Data entries:
____________
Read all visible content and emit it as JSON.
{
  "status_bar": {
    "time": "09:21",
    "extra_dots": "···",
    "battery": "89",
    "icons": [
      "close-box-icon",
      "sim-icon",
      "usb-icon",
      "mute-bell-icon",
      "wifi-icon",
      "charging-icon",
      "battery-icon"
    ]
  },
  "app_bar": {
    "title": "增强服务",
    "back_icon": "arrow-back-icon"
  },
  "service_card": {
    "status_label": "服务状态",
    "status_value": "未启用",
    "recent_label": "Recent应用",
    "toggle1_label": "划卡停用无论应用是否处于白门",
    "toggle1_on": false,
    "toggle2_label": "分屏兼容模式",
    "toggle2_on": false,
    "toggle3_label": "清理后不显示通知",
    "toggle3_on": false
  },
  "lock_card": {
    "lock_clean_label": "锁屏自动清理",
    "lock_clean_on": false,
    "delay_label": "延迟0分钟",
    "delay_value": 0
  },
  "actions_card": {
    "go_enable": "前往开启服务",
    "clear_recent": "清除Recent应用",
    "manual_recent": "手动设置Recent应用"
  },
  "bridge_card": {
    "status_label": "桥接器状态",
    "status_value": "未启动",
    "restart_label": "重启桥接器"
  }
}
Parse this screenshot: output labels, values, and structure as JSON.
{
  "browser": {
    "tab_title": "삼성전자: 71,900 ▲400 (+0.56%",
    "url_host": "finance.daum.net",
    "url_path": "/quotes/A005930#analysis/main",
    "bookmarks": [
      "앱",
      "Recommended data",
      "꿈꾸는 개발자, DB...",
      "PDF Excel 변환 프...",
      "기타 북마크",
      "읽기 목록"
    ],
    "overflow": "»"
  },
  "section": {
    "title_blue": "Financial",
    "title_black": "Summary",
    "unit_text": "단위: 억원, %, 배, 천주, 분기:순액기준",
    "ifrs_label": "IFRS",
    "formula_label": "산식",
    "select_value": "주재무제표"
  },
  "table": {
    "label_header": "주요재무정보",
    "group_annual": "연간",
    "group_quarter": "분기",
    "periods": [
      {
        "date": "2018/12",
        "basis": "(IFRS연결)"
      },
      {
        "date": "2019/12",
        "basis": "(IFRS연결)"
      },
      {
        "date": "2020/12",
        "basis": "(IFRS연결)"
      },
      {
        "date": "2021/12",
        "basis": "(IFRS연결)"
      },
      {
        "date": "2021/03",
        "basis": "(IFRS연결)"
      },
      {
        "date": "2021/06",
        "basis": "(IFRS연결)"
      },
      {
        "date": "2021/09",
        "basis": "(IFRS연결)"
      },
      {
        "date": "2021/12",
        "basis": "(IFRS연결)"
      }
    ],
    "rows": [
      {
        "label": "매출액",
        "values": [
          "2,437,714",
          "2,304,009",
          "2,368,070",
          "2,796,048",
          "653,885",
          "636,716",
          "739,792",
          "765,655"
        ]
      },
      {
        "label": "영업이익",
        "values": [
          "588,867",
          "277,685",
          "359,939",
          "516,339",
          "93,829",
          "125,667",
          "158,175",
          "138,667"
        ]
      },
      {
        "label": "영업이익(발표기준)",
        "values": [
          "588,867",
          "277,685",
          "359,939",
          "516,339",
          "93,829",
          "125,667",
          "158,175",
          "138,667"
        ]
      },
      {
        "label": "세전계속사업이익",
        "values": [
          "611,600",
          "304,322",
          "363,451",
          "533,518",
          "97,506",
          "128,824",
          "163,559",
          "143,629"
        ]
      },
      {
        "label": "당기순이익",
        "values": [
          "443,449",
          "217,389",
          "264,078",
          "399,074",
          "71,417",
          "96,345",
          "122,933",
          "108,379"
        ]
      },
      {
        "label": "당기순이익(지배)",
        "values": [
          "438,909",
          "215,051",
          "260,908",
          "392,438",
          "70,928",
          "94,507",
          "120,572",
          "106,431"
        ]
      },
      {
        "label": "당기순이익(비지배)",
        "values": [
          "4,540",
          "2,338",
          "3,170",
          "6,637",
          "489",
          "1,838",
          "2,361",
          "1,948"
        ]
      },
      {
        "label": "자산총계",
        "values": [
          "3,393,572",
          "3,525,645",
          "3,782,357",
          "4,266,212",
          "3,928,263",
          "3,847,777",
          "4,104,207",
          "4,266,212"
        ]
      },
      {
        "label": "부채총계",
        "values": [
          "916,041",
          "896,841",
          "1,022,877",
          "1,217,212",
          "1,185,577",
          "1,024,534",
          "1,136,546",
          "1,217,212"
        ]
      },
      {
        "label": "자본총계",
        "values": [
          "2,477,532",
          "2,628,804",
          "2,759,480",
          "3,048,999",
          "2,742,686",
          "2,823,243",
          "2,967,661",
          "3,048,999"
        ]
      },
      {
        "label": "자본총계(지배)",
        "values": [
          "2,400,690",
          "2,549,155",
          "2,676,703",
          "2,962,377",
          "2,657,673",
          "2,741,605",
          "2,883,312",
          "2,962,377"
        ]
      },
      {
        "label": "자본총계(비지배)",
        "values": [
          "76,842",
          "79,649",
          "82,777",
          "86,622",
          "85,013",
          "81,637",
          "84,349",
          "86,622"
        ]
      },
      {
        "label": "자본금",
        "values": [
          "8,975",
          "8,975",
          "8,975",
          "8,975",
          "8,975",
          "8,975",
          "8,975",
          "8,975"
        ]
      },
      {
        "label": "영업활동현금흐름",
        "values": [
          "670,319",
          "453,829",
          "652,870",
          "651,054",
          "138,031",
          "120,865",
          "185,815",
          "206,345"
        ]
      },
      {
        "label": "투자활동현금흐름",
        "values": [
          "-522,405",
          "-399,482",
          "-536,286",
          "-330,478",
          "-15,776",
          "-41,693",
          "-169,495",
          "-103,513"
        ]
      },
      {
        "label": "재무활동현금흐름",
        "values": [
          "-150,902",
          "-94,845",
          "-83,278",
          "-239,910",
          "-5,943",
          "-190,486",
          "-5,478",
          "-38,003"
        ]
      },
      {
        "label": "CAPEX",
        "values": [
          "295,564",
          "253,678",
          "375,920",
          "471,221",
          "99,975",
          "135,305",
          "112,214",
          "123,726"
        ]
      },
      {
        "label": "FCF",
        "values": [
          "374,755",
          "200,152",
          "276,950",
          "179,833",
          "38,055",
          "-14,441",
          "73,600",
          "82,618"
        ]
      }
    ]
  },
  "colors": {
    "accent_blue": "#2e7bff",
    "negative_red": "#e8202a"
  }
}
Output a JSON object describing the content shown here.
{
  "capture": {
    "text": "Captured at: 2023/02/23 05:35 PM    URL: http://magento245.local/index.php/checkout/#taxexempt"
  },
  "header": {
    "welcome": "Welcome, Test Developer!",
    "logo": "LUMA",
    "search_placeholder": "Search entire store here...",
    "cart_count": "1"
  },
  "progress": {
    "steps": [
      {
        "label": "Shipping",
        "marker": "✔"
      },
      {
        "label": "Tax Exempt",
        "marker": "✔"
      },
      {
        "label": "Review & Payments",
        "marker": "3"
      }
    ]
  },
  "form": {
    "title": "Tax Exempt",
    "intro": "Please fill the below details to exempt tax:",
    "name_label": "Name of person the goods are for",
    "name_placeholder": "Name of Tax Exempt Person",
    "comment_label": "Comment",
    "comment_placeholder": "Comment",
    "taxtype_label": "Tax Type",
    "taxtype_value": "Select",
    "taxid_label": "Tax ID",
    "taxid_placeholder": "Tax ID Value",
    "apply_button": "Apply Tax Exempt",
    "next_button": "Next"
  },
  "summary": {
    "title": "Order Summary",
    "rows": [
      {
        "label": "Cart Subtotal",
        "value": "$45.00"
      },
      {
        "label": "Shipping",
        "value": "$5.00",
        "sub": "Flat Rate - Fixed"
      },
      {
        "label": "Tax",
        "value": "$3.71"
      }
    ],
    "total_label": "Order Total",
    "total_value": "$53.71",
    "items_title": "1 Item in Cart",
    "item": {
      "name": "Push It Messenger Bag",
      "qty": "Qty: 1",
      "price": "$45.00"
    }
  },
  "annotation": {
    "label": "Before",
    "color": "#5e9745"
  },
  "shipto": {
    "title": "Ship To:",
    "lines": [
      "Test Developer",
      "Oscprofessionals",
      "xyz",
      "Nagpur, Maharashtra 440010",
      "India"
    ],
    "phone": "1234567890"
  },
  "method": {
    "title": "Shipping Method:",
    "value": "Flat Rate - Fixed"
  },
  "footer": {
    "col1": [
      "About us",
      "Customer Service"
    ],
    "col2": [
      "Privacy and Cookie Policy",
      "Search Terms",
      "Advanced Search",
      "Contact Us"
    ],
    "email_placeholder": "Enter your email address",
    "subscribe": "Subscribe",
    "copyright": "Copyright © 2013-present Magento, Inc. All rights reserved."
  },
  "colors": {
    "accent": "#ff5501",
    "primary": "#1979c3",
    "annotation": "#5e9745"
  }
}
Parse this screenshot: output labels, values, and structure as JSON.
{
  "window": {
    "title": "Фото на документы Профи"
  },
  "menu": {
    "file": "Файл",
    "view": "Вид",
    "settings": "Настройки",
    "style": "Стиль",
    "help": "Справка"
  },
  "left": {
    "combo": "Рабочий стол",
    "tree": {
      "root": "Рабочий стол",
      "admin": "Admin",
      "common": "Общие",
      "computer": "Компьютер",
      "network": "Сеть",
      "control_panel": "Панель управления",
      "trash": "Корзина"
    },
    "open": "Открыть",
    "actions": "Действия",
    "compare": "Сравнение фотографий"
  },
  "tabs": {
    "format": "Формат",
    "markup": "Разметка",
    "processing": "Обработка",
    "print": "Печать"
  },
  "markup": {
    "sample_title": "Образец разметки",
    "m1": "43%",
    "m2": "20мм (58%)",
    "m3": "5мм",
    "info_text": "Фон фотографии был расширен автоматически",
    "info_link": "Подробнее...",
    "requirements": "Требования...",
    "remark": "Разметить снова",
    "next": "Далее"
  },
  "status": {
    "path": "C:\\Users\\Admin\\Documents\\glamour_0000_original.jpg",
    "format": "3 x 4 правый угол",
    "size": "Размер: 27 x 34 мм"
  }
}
____________
What you will do: State how many lines of the records above contain the word "Рабочий", giving only that number.

Exercise output: 2